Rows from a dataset
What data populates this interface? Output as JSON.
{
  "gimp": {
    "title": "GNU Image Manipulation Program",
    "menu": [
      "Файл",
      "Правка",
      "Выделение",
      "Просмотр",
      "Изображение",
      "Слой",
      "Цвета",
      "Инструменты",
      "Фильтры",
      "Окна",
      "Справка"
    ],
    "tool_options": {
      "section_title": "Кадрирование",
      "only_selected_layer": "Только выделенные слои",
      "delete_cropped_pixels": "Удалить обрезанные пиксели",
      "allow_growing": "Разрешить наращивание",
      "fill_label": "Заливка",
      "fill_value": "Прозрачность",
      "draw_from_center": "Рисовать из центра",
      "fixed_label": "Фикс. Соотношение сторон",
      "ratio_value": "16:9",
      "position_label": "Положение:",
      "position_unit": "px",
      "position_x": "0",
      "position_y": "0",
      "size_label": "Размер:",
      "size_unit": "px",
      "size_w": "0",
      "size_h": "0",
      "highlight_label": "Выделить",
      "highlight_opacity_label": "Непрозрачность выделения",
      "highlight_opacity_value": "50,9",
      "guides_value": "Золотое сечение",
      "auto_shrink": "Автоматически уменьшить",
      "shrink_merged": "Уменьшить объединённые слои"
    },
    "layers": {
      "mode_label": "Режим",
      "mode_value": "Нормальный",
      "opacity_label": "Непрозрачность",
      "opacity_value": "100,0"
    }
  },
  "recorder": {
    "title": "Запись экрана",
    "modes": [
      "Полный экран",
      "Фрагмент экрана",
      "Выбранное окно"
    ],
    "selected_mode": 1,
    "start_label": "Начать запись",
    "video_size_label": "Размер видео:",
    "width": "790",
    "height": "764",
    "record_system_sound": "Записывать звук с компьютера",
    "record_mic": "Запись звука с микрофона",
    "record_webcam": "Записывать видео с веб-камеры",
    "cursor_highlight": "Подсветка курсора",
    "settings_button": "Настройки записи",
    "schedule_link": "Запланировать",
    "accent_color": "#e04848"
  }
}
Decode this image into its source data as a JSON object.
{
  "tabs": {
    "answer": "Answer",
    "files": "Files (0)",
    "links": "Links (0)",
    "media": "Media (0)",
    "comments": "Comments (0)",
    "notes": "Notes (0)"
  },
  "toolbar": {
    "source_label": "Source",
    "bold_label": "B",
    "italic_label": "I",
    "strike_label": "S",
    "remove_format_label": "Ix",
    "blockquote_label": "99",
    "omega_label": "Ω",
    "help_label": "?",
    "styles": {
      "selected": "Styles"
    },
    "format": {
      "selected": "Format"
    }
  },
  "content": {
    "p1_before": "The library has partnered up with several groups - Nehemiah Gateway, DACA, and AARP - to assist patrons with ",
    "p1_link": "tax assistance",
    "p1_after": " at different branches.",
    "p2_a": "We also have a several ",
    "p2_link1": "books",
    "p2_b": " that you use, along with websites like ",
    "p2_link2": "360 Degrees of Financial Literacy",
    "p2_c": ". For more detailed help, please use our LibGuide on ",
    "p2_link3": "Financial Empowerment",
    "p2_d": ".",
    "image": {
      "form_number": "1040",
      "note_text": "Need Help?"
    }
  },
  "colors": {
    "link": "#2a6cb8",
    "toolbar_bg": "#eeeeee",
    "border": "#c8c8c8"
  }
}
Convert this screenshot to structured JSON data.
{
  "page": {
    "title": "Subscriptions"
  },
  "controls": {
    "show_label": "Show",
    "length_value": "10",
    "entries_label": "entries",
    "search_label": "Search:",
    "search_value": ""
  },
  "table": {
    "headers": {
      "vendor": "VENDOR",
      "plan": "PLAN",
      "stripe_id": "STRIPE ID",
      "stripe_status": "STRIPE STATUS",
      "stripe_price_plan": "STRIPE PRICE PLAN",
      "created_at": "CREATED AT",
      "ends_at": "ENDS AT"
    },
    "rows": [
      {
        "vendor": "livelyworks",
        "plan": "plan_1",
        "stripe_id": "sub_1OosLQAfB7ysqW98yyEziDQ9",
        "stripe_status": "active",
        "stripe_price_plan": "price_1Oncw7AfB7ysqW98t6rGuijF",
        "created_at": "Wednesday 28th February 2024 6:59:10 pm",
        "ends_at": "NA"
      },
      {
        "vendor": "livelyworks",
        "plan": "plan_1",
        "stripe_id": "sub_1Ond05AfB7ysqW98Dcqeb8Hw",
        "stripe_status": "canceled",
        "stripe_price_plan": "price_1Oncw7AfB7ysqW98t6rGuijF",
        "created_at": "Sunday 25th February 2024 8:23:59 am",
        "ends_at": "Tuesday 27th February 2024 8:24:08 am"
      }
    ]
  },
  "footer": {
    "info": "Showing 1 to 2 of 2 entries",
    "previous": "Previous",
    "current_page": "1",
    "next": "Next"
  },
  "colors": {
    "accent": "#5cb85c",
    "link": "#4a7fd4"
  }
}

[JOB] Restate the listing in full, word for word.

[FINAL RESULT]
What data populates this interface? Output as JSON.
{
  "gimp": {
    "title": "GNU Image Manipulation Program",
    "menu": [
      "Файл",
      "Правка",
      "Выделение",
      "Просмотр",
      "Изображение",
      "Слой",
      "Цвета",
      "Инструменты",
      "Фильтры",
      "Окна",
      "Справка"
    ],
    "tool_options": {
      "section_title": "Кадрирование",
      "only_selected_layer": "Только выделенные слои",
      "delete_cropped_pixels": "Удалить обрезанные пиксели",
      "allow_growing": "Разрешить наращивание",
      "fill_label": "Заливка",
      "fill_value": "Прозрачность",
      "draw_from_center": "Рисовать из центра",
      "fixed_label": "Фикс. Соотношение сторон",
      "ratio_value": "16:9",
      "position_label": "Положение:",
      "position_unit": "px",
      "position_x": "0",
      "position_y": "0",
      "size_label": "Размер:",
      "size_unit": "px",
      "size_w": "0",
      "size_h": "0",
      "highlight_label": "Выделить",
      "highlight_opacity_label": "Непрозрачность выделения",
      "highlight_opacity_value": "50,9",
      "guides_value": "Золотое сечение",
      "auto_shrink": "Автоматически уменьшить",
      "shrink_merged": "Уменьшить объединённые слои"
    },
    "layers": {
      "mode_label": "Режим",
      "mode_value": "Нормальный",
      "opacity_label": "Непрозрачность",
      "opacity_value": "100,0"
    }
  },
  "recorder": {
    "title": "Запись экрана",
    "modes": [
      "Полный экран",
      "Фрагмент экрана",
      "Выбранное окно"
    ],
    "selected_mode": 1,
    "start_label": "Начать запись",
    "video_size_label": "Размер видео:",
    "width": "790",
    "height": "764",
    "record_system_sound": "Записывать звук с компьютера",
    "record_mic": "Запись звука с микрофона",
    "record_webcam": "Записывать видео с веб-камеры",
    "cursor_highlight": "Подсветка курсора",
    "settings_button": "Настройки записи",
    "schedule_link": "Запланировать",
    "accent_color": "#e04848"
  }
}
Decode this image into its source data as a JSON object.
{
  "tabs": {
    "answer": "Answer",
    "files": "Files (0)",
    "links": "Links (0)",
    "media": "Media (0)",
    "comments": "Comments (0)",
    "notes": "Notes (0)"
  },
  "toolbar": {
    "source_label": "Source",
    "bold_label": "B",
    "italic_label": "I",
    "strike_label": "S",
    "remove_format_label": "Ix",
    "blockquote_label": "99",
    "omega_label": "Ω",
    "help_label": "?",
    "styles": {
      "selected": "Styles"
    },
    "format": {
      "selected": "Format"
    }
  },
  "content": {
    "p1_before": "The library has partnered up with several groups - Nehemiah Gateway, DACA, and AARP - to assist patrons with ",
    "p1_link": "tax assistance",
    "p1_after": " at different branches.",
    "p2_a": "We also have a several ",
    "p2_link1": "books",
    "p2_b": " that you use, along with websites like ",
    "p2_link2": "360 Degrees of Financial Literacy",
    "p2_c": ". For more detailed help, please use our LibGuide on ",
    "p2_link3": "Financial Empowerment",
    "p2_d": ".",
    "image": {
      "form_number": "1040",
      "note_text": "Need Help?"
    }
  },
  "colors": {
    "link": "#2a6cb8",
    "toolbar_bg": "#eeeeee",
    "border": "#c8c8c8"
  }
}
Convert this screenshot to structured JSON data.
{
  "page": {
    "title": "Subscriptions"
  },
  "controls": {
    "show_label": "Show",
    "length_value": "10",
    "entries_label": "entries",
    "search_label": "Search:",
    "search_value": ""
  },
  "table": {
    "headers": {
      "vendor": "VENDOR",
      "plan": "PLAN",
      "stripe_id": "STRIPE ID",
      "stripe_status": "STRIPE STATUS",
      "stripe_price_plan": "STRIPE PRICE PLAN",
      "created_at": "CREATED AT",
      "ends_at": "ENDS AT"
    },
    "rows": [
      {
        "vendor": "livelyworks",
        "plan": "plan_1",
        "stripe_id": "sub_1OosLQAfB7ysqW98yyEziDQ9",
        "stripe_status": "active",
        "stripe_price_plan": "price_1Oncw7AfB7ysqW98t6rGuijF",
        "created_at": "Wednesday 28th February 2024 6:59:10 pm",
        "ends_at": "NA"
      },
      {
        "vendor": "livelyworks",
        "plan": "plan_1",
        "stripe_id": "sub_1Ond05AfB7ysqW98Dcqeb8Hw",
        "stripe_status": "canceled",
        "stripe_price_plan": "price_1Oncw7AfB7ysqW98t6rGuijF",
        "created_at": "Sunday 25th February 2024 8:23:59 am",
        "ends_at": "Tuesday 27th February 2024 8:24:08 am"
      }
    ]
  },
  "footer": {
    "info": "Showing 1 to 2 of 2 entries",
    "previous": "Previous",
    "current_page": "1",
    "next": "Next"
  },
  "colors": {
    "accent": "#5cb85c",
    "link": "#4a7fd4"
  }
}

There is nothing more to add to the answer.